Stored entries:
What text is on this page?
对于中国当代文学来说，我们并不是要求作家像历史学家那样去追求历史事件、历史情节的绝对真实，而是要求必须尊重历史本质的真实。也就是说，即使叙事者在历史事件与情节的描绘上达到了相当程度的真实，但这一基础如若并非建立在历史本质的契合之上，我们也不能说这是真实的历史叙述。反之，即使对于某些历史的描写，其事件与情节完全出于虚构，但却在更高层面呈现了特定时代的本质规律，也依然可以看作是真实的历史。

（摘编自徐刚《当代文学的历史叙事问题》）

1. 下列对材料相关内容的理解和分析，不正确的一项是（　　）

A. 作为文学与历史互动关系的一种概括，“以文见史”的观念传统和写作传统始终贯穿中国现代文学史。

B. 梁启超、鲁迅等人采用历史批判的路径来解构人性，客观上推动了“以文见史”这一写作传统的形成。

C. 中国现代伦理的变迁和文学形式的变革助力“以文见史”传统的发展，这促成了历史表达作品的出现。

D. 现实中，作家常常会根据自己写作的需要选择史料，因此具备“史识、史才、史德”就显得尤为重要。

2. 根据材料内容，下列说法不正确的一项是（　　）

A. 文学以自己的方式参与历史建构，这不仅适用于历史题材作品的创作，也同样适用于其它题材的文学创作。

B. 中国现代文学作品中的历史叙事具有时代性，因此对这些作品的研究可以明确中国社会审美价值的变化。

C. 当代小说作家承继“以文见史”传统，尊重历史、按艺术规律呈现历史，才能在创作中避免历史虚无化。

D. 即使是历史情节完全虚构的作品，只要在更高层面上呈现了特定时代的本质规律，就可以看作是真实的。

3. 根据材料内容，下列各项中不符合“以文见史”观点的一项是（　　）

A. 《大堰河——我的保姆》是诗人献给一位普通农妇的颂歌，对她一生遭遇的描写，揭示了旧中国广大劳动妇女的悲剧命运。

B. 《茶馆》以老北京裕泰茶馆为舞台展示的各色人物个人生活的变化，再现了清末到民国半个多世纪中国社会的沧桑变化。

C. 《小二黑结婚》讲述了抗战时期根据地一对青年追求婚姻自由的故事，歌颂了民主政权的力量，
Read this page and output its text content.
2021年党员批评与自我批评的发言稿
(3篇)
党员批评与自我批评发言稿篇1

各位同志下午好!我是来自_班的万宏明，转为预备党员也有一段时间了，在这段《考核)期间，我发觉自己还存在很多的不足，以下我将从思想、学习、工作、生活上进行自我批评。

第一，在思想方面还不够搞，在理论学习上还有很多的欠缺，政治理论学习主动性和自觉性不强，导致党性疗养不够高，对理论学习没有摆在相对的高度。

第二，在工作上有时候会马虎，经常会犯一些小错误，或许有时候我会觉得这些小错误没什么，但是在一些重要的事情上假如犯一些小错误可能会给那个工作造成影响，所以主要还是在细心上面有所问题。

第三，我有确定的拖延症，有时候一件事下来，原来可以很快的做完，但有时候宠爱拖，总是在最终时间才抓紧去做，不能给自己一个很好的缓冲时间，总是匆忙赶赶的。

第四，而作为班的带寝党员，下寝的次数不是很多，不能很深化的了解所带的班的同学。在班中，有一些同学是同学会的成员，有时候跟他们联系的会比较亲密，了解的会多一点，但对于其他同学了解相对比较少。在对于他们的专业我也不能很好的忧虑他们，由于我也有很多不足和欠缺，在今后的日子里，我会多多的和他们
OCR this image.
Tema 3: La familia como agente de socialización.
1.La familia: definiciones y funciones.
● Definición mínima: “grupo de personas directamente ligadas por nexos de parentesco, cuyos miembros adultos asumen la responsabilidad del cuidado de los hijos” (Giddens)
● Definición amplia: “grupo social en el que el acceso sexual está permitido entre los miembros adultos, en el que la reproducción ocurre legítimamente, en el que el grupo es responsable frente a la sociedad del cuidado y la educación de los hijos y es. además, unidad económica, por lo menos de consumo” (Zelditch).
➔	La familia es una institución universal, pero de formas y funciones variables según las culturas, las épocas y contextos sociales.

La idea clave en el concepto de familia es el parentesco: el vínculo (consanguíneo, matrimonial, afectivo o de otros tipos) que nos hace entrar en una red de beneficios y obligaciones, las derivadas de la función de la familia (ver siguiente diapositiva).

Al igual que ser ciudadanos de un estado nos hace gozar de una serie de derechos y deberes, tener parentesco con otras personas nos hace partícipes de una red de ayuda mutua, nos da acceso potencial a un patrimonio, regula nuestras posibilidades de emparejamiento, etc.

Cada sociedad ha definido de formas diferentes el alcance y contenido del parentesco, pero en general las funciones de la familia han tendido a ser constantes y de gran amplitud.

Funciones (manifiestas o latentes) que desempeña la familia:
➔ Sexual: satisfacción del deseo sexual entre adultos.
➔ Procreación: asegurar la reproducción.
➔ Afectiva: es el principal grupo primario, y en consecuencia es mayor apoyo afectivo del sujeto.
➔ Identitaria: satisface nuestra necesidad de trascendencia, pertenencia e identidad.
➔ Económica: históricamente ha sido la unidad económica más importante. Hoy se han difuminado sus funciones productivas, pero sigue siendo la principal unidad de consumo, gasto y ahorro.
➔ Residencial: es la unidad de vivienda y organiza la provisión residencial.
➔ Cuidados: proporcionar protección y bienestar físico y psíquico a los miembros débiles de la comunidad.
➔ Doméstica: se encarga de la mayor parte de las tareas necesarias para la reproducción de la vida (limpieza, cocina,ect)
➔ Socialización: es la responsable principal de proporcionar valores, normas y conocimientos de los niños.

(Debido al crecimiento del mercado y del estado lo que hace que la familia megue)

— What the exercise asks —
Copy out every line from the material above in which the word "afectivo" appears.

— Task solution —
La idea clave en el concepto de familia es el parentesco: el vínculo (consanguíneo, matrimonial, afectivo o de otros tipos) que nos hace entrar en una red de beneficios y obligaciones, las derivadas de la función de la familia (ver siguiente diapositiva).
➔ Afectiva: es el principal grupo primario, y en consecuencia es mayor apoyo afectivo del sujeto.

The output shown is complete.